__Data entries__.
■ ■ ■ ■
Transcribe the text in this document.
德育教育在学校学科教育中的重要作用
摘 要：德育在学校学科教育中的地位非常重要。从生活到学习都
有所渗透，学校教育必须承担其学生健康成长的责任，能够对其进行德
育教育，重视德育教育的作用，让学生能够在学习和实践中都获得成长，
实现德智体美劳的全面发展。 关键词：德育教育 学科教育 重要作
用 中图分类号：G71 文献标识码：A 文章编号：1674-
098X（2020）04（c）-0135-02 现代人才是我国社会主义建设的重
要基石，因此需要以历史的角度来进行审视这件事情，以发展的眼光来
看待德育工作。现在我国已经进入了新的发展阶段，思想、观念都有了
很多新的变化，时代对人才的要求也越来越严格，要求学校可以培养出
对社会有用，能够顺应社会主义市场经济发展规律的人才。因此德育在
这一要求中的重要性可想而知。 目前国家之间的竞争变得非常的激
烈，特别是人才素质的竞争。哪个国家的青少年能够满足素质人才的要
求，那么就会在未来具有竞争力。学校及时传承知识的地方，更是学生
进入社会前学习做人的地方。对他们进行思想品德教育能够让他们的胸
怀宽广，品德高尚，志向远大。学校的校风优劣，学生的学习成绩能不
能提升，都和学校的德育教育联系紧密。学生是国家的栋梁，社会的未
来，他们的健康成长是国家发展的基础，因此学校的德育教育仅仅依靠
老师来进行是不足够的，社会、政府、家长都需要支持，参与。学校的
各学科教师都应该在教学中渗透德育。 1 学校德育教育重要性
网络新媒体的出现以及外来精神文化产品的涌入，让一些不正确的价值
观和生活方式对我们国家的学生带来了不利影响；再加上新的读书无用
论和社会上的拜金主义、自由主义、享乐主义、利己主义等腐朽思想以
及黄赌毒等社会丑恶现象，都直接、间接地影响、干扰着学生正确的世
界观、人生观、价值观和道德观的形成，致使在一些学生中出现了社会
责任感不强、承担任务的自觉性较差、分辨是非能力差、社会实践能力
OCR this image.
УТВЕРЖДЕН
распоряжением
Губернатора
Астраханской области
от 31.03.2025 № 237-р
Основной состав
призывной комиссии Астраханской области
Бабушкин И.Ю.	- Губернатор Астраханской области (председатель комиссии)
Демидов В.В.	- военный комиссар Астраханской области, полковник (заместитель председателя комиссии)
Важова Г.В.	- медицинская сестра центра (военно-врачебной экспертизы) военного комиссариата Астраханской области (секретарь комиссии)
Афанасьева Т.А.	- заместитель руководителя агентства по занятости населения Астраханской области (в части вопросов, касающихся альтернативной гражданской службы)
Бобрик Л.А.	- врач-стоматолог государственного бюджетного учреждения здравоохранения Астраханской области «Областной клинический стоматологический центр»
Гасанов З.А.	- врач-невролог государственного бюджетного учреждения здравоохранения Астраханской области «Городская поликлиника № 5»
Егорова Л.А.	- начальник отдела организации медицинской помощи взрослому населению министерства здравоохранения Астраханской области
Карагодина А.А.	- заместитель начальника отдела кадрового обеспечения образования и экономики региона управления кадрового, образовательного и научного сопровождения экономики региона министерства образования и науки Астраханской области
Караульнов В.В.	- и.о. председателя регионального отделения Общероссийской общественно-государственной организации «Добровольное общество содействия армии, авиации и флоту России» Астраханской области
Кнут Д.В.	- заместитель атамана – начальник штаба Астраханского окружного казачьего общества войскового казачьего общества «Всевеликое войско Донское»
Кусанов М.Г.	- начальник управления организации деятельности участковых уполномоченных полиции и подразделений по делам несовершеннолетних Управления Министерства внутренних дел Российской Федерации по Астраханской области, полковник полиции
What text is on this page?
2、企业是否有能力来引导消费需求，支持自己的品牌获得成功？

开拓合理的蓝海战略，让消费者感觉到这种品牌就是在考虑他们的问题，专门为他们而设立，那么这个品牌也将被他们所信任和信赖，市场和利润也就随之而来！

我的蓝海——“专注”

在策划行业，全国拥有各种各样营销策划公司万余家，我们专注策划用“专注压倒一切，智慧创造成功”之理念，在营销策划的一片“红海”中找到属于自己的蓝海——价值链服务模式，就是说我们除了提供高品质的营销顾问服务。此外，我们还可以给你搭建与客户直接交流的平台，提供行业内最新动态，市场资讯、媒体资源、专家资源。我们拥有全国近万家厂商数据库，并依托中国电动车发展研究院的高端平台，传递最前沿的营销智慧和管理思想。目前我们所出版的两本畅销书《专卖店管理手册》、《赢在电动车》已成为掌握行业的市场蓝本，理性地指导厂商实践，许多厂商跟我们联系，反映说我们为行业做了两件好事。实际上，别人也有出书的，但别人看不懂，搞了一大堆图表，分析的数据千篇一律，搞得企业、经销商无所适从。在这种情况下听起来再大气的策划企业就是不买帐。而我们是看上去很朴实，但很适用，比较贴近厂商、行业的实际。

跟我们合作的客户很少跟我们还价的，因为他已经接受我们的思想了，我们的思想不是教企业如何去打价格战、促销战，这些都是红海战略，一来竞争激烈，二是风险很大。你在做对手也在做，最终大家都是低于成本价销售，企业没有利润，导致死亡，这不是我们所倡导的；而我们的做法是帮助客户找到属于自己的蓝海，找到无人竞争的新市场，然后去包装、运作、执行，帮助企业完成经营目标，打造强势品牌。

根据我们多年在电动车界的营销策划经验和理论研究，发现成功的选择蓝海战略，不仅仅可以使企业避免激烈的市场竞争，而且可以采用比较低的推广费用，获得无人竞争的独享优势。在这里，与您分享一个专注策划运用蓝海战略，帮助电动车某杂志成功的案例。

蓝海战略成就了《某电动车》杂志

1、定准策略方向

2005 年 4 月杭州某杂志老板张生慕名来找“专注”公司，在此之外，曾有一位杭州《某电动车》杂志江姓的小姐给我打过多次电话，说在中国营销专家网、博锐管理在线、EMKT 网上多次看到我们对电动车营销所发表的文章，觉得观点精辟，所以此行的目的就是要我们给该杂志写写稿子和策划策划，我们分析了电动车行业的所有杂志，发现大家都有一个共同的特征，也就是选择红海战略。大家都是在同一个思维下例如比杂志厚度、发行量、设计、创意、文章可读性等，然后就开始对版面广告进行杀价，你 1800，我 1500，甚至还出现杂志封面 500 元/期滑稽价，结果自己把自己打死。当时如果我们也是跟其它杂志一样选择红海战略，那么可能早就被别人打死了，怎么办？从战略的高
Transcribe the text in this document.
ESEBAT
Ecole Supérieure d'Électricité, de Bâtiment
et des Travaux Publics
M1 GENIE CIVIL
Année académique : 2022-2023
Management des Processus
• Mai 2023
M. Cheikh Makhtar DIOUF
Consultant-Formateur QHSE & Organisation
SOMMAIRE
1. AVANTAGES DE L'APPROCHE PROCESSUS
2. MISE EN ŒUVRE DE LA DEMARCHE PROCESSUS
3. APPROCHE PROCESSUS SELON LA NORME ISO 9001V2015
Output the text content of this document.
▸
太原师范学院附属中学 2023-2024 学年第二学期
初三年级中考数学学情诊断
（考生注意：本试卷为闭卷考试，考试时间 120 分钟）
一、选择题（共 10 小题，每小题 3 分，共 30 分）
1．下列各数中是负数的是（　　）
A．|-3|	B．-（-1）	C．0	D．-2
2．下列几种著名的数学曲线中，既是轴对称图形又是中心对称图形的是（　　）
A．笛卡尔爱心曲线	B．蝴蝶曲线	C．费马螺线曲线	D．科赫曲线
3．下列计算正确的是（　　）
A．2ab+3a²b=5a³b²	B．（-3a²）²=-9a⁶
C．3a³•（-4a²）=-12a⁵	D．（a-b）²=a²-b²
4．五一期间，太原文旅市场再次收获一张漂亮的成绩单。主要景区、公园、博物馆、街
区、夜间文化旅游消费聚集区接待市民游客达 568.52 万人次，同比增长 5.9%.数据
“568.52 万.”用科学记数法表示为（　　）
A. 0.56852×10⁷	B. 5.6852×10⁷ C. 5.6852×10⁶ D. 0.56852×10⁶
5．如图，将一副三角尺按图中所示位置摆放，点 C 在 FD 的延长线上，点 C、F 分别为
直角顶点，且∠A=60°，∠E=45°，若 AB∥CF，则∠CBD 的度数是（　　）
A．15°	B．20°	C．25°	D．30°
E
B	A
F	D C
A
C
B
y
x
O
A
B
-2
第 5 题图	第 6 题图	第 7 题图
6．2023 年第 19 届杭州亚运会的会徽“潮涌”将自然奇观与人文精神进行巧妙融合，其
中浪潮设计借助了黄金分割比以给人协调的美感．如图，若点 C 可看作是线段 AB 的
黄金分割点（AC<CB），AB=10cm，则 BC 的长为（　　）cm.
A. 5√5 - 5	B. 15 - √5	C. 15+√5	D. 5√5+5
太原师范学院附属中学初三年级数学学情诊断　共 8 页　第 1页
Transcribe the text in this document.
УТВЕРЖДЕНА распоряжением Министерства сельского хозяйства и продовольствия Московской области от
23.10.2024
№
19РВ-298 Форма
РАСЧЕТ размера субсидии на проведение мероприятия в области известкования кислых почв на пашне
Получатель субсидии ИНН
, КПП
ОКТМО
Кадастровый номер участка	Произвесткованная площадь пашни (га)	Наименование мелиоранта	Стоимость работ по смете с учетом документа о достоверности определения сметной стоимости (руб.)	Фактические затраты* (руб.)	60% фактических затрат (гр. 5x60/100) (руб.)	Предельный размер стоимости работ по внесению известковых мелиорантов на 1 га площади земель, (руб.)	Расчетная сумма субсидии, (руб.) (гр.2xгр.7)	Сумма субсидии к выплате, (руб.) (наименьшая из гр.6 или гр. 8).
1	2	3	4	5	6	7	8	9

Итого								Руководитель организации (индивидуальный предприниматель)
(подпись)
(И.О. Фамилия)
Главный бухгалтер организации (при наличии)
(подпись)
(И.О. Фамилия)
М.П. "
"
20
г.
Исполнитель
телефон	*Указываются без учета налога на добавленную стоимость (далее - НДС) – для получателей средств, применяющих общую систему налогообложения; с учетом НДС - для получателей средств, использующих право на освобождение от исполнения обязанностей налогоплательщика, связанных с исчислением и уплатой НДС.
■ ■ ■ ■
__AIM OF THE TASK__. In the entries above, find the lines containing the word "здравоохранения" and say how many there are, with no other words.

__ANSWER IN FULL__. 3